[Dataset items]
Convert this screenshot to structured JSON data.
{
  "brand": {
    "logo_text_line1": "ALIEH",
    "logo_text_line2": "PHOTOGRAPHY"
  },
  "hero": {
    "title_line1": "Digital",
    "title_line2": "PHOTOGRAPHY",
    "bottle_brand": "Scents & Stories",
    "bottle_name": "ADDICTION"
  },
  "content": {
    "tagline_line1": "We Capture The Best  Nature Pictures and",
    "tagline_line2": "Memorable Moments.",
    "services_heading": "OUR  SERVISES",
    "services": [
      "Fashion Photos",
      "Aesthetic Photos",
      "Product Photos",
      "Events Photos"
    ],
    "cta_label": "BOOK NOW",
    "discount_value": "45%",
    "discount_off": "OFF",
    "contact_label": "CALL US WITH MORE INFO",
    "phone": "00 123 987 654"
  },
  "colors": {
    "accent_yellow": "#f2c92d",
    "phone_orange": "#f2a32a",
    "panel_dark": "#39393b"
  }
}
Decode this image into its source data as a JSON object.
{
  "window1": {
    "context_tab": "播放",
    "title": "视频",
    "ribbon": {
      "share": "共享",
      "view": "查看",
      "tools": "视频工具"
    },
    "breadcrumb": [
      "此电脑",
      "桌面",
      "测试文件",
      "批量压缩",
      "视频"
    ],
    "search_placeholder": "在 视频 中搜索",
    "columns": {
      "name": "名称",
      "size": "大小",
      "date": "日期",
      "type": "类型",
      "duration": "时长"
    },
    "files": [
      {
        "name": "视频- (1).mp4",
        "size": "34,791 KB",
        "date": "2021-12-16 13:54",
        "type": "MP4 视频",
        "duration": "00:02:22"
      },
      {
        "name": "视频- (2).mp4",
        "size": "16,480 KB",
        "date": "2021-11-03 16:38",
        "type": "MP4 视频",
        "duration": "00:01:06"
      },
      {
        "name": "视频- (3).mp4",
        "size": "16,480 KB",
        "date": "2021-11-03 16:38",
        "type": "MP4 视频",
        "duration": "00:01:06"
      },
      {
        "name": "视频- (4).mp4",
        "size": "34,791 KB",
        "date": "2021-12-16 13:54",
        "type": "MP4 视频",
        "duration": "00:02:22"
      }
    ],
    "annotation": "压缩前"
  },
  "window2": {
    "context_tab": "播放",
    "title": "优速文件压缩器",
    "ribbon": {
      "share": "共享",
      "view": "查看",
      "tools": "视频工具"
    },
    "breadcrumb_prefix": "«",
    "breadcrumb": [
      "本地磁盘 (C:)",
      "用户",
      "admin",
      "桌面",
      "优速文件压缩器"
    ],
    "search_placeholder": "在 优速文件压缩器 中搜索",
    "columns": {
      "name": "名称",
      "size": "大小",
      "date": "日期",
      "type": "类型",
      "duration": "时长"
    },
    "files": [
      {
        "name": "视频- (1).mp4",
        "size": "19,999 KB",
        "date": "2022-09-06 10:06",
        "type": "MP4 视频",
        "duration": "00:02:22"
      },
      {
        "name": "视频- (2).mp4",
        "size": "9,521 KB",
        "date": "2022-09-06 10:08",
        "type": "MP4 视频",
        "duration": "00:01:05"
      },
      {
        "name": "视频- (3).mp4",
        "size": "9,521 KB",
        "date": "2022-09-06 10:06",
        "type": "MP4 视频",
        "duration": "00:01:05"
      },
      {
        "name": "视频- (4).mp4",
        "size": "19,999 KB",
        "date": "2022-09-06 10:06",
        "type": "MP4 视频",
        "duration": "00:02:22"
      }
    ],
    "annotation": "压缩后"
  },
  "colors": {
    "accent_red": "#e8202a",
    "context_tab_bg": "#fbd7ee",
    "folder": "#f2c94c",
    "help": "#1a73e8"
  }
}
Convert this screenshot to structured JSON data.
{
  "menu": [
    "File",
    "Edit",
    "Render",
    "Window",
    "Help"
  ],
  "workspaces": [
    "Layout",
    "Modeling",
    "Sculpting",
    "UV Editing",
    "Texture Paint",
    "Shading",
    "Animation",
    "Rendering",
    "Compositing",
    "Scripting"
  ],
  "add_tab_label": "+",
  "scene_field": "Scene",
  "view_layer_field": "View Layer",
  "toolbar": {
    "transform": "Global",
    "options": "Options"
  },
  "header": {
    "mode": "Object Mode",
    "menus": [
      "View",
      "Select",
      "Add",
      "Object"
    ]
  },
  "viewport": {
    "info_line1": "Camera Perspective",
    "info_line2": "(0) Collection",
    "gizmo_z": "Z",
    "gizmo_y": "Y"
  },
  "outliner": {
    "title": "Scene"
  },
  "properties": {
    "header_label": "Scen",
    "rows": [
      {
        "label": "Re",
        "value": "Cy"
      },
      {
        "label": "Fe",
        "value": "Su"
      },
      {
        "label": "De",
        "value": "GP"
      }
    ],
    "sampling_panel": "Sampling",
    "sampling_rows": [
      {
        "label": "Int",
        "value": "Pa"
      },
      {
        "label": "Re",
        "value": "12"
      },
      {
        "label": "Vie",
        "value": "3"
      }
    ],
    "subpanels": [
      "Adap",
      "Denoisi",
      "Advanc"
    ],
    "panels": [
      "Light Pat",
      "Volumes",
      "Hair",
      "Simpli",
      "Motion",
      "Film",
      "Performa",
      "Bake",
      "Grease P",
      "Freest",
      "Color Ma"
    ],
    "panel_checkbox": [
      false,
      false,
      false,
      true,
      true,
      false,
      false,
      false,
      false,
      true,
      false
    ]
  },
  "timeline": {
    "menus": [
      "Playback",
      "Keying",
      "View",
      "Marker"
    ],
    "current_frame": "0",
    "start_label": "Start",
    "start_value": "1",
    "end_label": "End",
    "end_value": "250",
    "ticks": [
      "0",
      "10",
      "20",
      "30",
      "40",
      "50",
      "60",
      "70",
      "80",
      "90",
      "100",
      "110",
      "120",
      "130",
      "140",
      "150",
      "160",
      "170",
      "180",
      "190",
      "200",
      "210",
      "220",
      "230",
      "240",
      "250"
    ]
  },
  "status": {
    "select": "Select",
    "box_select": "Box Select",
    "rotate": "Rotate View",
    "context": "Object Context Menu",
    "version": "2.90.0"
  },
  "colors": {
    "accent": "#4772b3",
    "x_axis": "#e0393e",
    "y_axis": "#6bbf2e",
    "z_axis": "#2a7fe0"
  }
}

WRITTEN TASK
Copy all of the data exactly.

FINISHED ANSWER
Convert this screenshot to structured JSON data.
{
  "brand": {
    "logo_text_line1": "ALIEH",
    "logo_text_line2": "PHOTOGRAPHY"
  },
  "hero": {
    "title_line1": "Digital",
    "title_line2": "PHOTOGRAPHY",
    "bottle_brand": "Scents & Stories",
    "bottle_name": "ADDICTION"
  },
  "content": {
    "tagline_line1": "We Capture The Best  Nature Pictures and",
    "tagline_line2": "Memorable Moments.",
    "services_heading": "OUR  SERVISES",
    "services": [
      "Fashion Photos",
      "Aesthetic Photos",
      "Product Photos",
      "Events Photos"
    ],
    "cta_label": "BOOK NOW",
    "discount_value": "45%",
    "discount_off": "OFF",
    "contact_label": "CALL US WITH MORE INFO",
    "phone": "00 123 987 654"
  },
  "colors": {
    "accent_yellow": "#f2c92d",
    "phone_orange": "#f2a32a",
    "panel_dark": "#39393b"
  }
}
Decode this image into its source data as a JSON object.
{
  "window1": {
    "context_tab": "播放",
    "title": "视频",
    "ribbon": {
      "share": "共享",
      "view": "查看",
      "tools": "视频工具"
    },
    "breadcrumb": [
      "此电脑",
      "桌面",
      "测试文件",
      "批量压缩",
      "视频"
    ],
    "search_placeholder": "在 视频 中搜索",
    "columns": {
      "name": "名称",
      "size": "大小",
      "date": "日期",
      "type": "类型",
      "duration": "时长"
    },
    "files": [
      {
        "name": "视频- (1).mp4",
        "size": "34,791 KB",
        "date": "2021-12-16 13:54",
        "type": "MP4 视频",
        "duration": "00:02:22"
      },
      {
        "name": "视频- (2).mp4",
        "size": "16,480 KB",
        "date": "2021-11-03 16:38",
        "type": "MP4 视频",
        "duration": "00:01:06"
      },
      {
        "name": "视频- (3).mp4",
        "size": "16,480 KB",
        "date": "2021-11-03 16:38",
        "type": "MP4 视频",
        "duration": "00:01:06"
      },
      {
        "name": "视频- (4).mp4",
        "size": "34,791 KB",
        "date": "2021-12-16 13:54",
        "type": "MP4 视频",
        "duration": "00:02:22"
      }
    ],
    "annotation": "压缩前"
  },
  "window2": {
    "context_tab": "播放",
    "title": "优速文件压缩器",
    "ribbon": {
      "share": "共享",
      "view": "查看",
      "tools": "视频工具"
    },
    "breadcrumb_prefix": "«",
    "breadcrumb": [
      "本地磁盘 (C:)",
      "用户",
      "admin",
      "桌面",
      "优速文件压缩器"
    ],
    "search_placeholder": "在 优速文件压缩器 中搜索",
    "columns": {
      "name": "名称",
      "size": "大小",
      "date": "日期",
      "type": "类型",
      "duration": "时长"
    },
    "files": [
      {
        "name": "视频- (1).mp4",
        "size": "19,999 KB",
        "date": "2022-09-06 10:06",
        "type": "MP4 视频",
        "duration": "00:02:22"
      },
      {
        "name": "视频- (2).mp4",
        "size": "9,521 KB",
        "date": "2022-09-06 10:08",
        "type": "MP4 视频",
        "duration": "00:01:05"
      },
      {
        "name": "视频- (3).mp4",
        "size": "9,521 KB",
        "date": "2022-09-06 10:06",
        "type": "MP4 视频",
        "duration": "00:01:05"
      },
      {
        "name": "视频- (4).mp4",
        "size": "19,999 KB",
        "date": "2022-09-06 10:06",
        "type": "MP4 视频",
        "duration": "00:02:22"
      }
    ],
    "annotation": "压缩后"
  },
  "colors": {
    "accent_red": "#e8202a",
    "context_tab_bg": "#fbd7ee",
    "folder": "#f2c94c",
    "help": "#1a73e8"
  }
}
Convert this screenshot to structured JSON data.
{
  "menu": [
    "File",
    "Edit",
    "Render",
    "Window",
    "Help"
  ],
  "workspaces": [
    "Layout",
    "Modeling",
    "Sculpting",
    "UV Editing",
    "Texture Paint",
    "Shading",
    "Animation",
    "Rendering",
    "Compositing",
    "Scripting"
  ],
  "add_tab_label": "+",
  "scene_field": "Scene",
  "view_layer_field": "View Layer",
  "toolbar": {
    "transform": "Global",
    "options": "Options"
  },
  "header": {
    "mode": "Object Mode",
    "menus": [
      "View",
      "Select",
      "Add",
      "Object"
    ]
  },
  "viewport": {
    "info_line1": "Camera Perspective",
    "info_line2": "(0) Collection",
    "gizmo_z": "Z",
    "gizmo_y": "Y"
  },
  "outliner": {
    "title": "Scene"
  },
  "properties": {
    "header_label": "Scen",
    "rows": [
      {
        "label": "Re",
        "value": "Cy"
      },
      {
        "label": "Fe",
        "value": "Su"
      },
      {
        "label": "De",
        "value": "GP"
      }
    ],
    "sampling_panel": "Sampling",
    "sampling_rows": [
      {
        "label": "Int",
        "value": "Pa"
      },
      {
        "label": "Re",
        "value": "12"
      },
      {
        "label": "Vie",
        "value": "3"
      }
    ],
    "subpanels": [
      "Adap",
      "Denoisi",
      "Advanc"
    ],
    "panels": [
      "Light Pat",
      "Volumes",
      "Hair",
      "Simpli",
      "Motion",
      "Film",
      "Performa",
      "Bake",
      "Grease P",
      "Freest",
      "Color Ma"
    ],
    "panel_checkbox": [
      false,
      false,
      false,
      true,
      true,
      false,
      false,
      false,
      false,
      true,
      false
    ]
  },
  "timeline": {
    "menus": [
      "Playback",
      "Keying",
      "View",
      "Marker"
    ],
    "current_frame": "0",
    "start_label": "Start",
    "start_value": "1",
    "end_label": "End",
    "end_value": "250",
    "ticks": [
      "0",
      "10",
      "20",
      "30",
      "40",
      "50",
      "60",
      "70",
      "80",
      "90",
      "100",
      "110",
      "120",
      "130",
      "140",
      "150",
      "160",
      "170",
      "180",
      "190",
      "200",
      "210",
      "220",
      "230",
      "240",
      "250"
    ]
  },
  "status": {
    "select": "Select",
    "box_select": "Box Select",
    "rotate": "Rotate View",
    "context": "Object Context Menu",
    "version": "2.90.0"
  },
  "colors": {
    "accent": "#4772b3",
    "x_axis": "#e0393e",
    "y_axis": "#6bbf2e",
    "z_axis": "#2a7fe0"
  }
}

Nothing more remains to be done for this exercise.